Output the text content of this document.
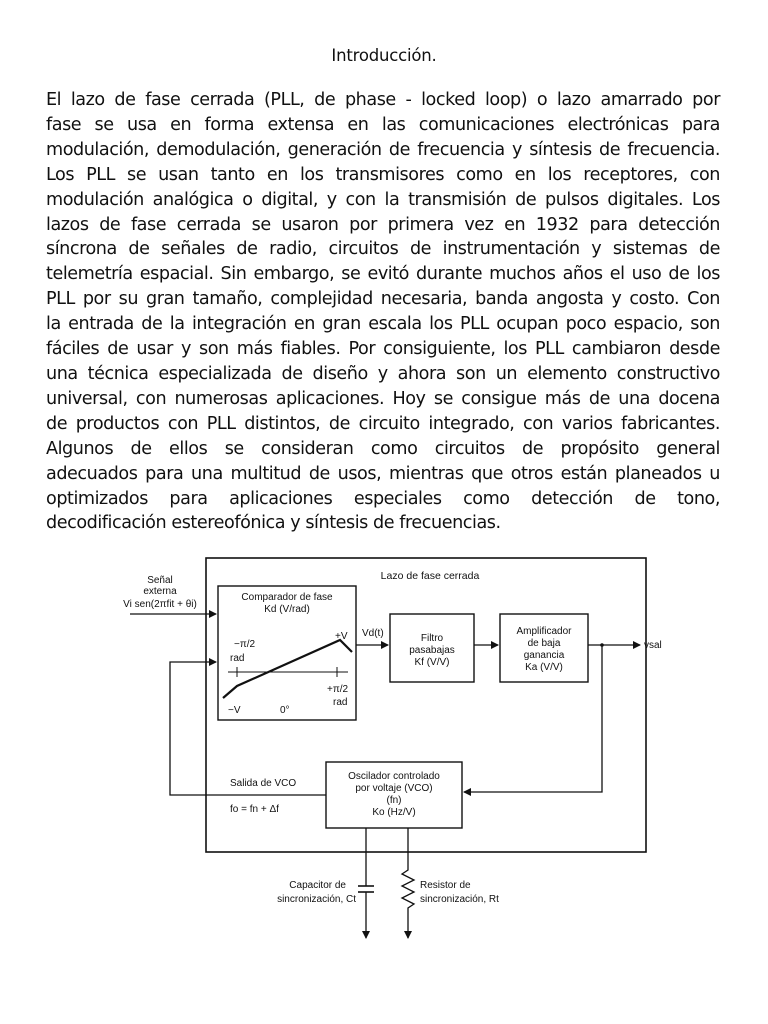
Introducción.
El lazo de fase cerrada (PLL, de phase - locked loop) o lazo amarrado por
fase se usa en forma extensa en las comunicaciones electrónicas para
modulación, demodulación, generación de frecuencia y síntesis de frecuencia.
Los PLL se usan tanto en los transmisores como en los receptores, con
modulación analógica o digital, y con la transmisión de pulsos digitales. Los
lazos de fase cerrada se usaron por primera vez en 1932 para detección
síncrona de señales de radio, circuitos de instrumentación y sistemas de
telemetría espacial. Sin embargo, se evitó durante muchos años el uso de los
PLL por su gran tamaño, complejidad necesaria, banda angosta y costo. Con
la entrada de la integración en gran escala los PLL ocupan poco espacio, son
fáciles de usar y son más fiables. Por consiguiente, los PLL cambiaron desde
una técnica especializada de diseño y ahora son un elemento constructivo
universal, con numerosas aplicaciones. Hoy se consigue más de una docena
de productos con PLL distintos, de circuito integrado, con varios fabricantes.
Algunos de ellos se consideran como circuitos de propósito general
adecuados para una multitud de usos, mientras que otros están planeados u
optimizados para aplicaciones especiales como detección de tono,
decodificación estereofónica y síntesis de frecuencias.
Lazo de fase cerrada
Señal
externa
Vi sen(2πfit + θi)
Comparador de fase
Kd (V/rad)
−π/2
rad
+V
+π/2
rad
−V	0°
Vd(t)	Filtro
pasabajas
Kf (V/V)
Amplificador
de baja
ganancia
Ka (V/V)
vsal
Oscilador controlado
por voltaje (VCO)
(fn)
Ko (Hz/V)
Salida de VCO
fo = fn + Δf
Capacitor de
sincronización, Ct
Resistor de
sincronización, Rt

######

Directions :: Copy each line of the listing that holds the word "fase".

The reply ::
El lazo de fase cerrada (PLL, de phase - locked loop) o lazo amarrado por
fase se usa en forma extensa en las comunicaciones electrónicas para
lazos de fase cerrada se usaron por primera vez en 1932 para detección
Lazo de fase cerrada
Comparador de fase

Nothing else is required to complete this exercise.